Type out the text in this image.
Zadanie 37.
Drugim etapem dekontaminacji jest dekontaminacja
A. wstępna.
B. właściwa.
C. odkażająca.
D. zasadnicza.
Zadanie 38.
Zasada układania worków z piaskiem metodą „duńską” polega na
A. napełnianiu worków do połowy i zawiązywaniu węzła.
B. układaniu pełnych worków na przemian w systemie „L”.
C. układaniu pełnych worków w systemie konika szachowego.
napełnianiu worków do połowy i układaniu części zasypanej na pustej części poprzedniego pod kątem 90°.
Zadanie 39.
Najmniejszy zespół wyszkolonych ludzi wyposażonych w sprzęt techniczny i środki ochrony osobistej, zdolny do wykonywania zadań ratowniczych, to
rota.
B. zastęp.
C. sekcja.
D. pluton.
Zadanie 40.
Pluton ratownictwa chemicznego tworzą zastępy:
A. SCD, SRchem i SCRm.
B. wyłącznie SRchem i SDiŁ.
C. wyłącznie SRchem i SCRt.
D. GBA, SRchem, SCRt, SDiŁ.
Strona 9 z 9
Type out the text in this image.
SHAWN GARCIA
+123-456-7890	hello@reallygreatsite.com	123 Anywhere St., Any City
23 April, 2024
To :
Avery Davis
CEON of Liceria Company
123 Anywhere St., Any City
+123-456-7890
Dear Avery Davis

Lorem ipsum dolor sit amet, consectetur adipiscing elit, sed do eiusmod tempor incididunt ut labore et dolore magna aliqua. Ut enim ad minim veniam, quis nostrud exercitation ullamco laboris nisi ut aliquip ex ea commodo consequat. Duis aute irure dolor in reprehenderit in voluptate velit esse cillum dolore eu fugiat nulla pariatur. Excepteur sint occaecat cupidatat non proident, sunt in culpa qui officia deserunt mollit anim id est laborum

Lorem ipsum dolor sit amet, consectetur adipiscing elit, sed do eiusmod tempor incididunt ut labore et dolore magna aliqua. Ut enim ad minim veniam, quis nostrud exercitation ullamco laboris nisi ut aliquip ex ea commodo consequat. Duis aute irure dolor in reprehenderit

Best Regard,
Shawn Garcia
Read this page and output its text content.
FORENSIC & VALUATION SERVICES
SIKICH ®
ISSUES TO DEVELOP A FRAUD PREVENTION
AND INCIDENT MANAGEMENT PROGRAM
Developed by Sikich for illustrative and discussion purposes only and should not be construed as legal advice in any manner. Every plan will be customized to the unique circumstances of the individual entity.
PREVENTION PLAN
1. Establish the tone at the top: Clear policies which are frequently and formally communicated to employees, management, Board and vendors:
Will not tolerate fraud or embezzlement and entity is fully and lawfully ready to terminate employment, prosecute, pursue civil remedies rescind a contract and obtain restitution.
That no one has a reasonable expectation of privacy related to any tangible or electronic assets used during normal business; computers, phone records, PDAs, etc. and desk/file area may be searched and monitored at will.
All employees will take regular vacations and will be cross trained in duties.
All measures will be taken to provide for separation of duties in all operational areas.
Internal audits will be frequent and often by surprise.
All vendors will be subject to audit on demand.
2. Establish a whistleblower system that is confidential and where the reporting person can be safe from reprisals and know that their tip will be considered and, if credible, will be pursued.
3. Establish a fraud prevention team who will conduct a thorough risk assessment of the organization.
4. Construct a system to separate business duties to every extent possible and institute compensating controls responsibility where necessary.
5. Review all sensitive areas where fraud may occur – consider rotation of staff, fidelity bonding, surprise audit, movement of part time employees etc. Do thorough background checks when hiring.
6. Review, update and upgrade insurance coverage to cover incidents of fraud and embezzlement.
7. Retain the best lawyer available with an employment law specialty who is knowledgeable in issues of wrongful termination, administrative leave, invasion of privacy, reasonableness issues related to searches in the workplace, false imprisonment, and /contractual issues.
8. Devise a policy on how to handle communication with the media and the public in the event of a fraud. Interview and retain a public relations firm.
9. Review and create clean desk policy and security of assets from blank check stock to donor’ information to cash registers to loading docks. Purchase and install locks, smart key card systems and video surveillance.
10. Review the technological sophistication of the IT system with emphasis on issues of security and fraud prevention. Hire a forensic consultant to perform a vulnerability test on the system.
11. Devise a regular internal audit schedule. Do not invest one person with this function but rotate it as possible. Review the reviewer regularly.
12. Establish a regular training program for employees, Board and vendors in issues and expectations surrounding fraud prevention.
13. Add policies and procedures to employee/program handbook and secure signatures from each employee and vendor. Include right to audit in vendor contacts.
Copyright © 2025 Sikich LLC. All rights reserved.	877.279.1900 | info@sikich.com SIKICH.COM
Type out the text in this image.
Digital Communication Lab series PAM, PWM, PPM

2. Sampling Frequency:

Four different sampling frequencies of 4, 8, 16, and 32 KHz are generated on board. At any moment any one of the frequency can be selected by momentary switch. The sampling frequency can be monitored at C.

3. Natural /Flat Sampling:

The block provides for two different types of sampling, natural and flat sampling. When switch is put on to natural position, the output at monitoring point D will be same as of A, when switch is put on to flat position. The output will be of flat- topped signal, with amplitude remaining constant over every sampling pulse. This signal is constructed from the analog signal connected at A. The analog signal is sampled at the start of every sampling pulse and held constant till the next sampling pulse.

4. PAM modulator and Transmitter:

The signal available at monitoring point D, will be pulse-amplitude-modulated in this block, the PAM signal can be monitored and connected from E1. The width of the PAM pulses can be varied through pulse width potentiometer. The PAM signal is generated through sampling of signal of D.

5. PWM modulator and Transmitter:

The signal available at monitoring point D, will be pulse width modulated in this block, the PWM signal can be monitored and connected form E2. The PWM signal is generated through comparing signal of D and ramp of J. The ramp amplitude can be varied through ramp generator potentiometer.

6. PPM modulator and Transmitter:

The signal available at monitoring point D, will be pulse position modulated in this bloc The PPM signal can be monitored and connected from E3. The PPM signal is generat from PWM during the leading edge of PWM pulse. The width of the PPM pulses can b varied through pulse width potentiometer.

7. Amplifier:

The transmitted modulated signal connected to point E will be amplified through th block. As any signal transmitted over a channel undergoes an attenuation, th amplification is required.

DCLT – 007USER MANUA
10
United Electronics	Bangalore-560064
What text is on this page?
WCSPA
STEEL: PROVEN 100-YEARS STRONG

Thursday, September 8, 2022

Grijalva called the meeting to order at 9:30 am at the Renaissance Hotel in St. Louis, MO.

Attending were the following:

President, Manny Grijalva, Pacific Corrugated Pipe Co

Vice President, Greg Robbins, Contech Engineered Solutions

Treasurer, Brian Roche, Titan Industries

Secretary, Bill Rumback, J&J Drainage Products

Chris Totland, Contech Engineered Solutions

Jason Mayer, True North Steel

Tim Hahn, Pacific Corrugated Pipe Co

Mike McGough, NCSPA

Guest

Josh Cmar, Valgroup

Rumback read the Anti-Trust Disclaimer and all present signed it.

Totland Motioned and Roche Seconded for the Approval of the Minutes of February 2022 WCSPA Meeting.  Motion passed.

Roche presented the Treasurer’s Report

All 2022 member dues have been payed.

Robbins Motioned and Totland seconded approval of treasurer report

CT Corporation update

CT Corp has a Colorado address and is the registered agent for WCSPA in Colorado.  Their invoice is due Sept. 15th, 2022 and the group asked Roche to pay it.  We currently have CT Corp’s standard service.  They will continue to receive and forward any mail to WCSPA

• [WORK TO DO]
Which lines of the data include "Rumback"? Copy each of them.

• [OUTPUT FOR THIS TASK]
Secretary, Bill Rumback, J&J Drainage Products
Rumback read the Anti-Trust Disclaimer and all present signed it.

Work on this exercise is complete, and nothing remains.